* _Directions_
A - Answer these questions about the comment thread, marking each answer (i), (ii) or (iii):
(i) Which animal does Ed Kranemule call the best animal in a movie?
(ii) Which animal does Angry Ward call the finest acting mule in show biz history?
(iii) According to Grote2Dmax, who got jobbed by the Academy?
B - Copy the comment thread word for word, from "Hands down ,best" up to and including "A, A, AAAAACHOO!".
C - List every distinct name that heads a comment in the comment thread, giving each name only once.


  • Sams A Fan

    Grote’s right. I don’t know why that backward kicking mule style hasn’t caught on. After all, who’s going to go all out and dive straight at a mule’s butt, other than Yankee Joe of course.

  • Ed Kranemule

    Hands down ,best animal in a movie is “Fred”, Jerry Reeds dog in Smokey and the Bandit. A must see for every animal before they go into acting. Best 70′s High school basketball movie – Cooley High. The academy missed it by not nominating Lawrence Hilton Jacobs and Garrett Morris!

  • Grote2Dmax

    Boom Boom and Chico Escuela got jobbed by the Academy.

  • Angry Ward

    I thought the finest acting mule in show biz history was Algebra from the Little Rascals.

  • Randy Levine

    A, A, A, A, A, A, A, A, AAAAACHOO!

  • Angry Ward

    Very impressive Levine! Now where’s my damn alarm clock so I can stop this rampaging jackass?

* _Source material_
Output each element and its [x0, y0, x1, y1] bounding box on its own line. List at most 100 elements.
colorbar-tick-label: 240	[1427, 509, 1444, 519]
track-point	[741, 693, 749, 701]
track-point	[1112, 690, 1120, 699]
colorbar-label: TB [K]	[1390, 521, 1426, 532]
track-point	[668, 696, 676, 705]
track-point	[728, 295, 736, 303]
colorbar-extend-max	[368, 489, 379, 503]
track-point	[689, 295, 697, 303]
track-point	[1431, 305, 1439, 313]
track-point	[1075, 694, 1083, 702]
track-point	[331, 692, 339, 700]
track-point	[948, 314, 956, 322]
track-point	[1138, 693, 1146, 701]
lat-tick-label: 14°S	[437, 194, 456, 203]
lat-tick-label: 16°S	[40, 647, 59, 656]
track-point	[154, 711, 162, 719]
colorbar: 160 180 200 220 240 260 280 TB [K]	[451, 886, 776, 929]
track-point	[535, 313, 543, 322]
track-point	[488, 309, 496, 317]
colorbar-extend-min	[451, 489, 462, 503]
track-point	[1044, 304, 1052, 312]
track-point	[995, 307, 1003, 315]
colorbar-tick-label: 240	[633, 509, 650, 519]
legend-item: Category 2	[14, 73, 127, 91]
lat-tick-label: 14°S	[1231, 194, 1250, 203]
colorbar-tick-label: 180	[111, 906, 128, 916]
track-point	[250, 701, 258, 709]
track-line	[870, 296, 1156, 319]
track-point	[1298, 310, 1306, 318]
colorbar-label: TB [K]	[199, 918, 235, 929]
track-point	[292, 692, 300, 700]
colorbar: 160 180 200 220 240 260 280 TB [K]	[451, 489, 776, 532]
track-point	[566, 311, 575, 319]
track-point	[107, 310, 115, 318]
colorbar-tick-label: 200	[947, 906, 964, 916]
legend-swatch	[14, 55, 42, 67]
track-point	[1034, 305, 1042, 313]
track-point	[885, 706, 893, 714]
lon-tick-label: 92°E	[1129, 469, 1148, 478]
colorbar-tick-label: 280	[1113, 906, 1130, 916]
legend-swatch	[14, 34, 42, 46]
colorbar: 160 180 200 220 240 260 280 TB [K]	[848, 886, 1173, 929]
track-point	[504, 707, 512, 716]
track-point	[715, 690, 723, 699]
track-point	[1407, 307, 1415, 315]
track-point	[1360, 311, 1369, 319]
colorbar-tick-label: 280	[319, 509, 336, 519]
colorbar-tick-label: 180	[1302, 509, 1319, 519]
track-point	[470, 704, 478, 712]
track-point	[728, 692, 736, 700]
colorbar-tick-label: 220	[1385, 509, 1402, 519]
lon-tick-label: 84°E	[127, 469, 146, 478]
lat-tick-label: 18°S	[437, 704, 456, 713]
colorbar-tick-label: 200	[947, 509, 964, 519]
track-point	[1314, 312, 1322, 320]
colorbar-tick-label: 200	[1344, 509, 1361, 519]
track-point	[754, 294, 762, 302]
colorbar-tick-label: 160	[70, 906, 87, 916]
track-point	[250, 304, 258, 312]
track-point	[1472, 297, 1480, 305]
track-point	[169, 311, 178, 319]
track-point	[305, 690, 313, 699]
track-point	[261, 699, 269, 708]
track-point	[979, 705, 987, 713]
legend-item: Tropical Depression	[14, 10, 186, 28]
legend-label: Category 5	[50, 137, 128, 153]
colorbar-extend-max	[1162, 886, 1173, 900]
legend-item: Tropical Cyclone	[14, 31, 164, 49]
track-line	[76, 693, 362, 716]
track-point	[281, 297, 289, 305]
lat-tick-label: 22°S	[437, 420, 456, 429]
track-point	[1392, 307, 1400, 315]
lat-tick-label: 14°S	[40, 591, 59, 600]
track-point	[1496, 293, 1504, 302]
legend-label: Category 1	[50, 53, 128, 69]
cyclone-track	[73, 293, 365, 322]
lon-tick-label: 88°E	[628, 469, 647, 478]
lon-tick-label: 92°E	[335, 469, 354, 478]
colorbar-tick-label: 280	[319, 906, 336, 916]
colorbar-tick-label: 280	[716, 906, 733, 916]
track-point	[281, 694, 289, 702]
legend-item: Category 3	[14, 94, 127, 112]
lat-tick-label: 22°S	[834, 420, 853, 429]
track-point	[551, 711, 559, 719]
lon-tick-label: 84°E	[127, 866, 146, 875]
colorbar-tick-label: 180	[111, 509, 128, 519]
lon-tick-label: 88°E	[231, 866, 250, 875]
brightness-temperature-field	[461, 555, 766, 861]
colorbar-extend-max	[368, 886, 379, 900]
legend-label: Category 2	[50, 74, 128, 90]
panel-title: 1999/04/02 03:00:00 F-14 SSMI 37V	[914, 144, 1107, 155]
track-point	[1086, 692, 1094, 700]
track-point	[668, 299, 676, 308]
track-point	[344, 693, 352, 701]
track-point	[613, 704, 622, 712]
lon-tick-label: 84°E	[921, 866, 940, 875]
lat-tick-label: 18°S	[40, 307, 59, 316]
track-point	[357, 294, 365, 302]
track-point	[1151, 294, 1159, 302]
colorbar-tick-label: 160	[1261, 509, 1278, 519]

* _Solutions for each task_
A -
(i) "Fred," Jerry Reed's dog in Smokey and the Bandit.
(ii) Algebra from the Little Rascals.
(iii) Boom Boom and Chico Escuela.

B -
Hands down ,best animal in a movie is “Fred”, Jerry Reeds dog in Smokey and the Bandit. A must see for every animal before they go into acting. Best 70′s High school basketball movie – Cooley High. The academy missed it by not nominating Lawrence Hilton Jacobs and Garrett Morris!

  • Grote2Dmax

    Boom Boom and Chico Escuela got jobbed by the Academy.

  • Angry Ward

    I thought the finest acting mule in show biz history was Algebra from the Little Rascals.

  • Randy Levine

    A, A, A, A, A, A, A, A, AAAAACHOO!

C -
Sams A Fan
Ed Kranemule
Grote2Dmax
Angry Ward
Randy Levine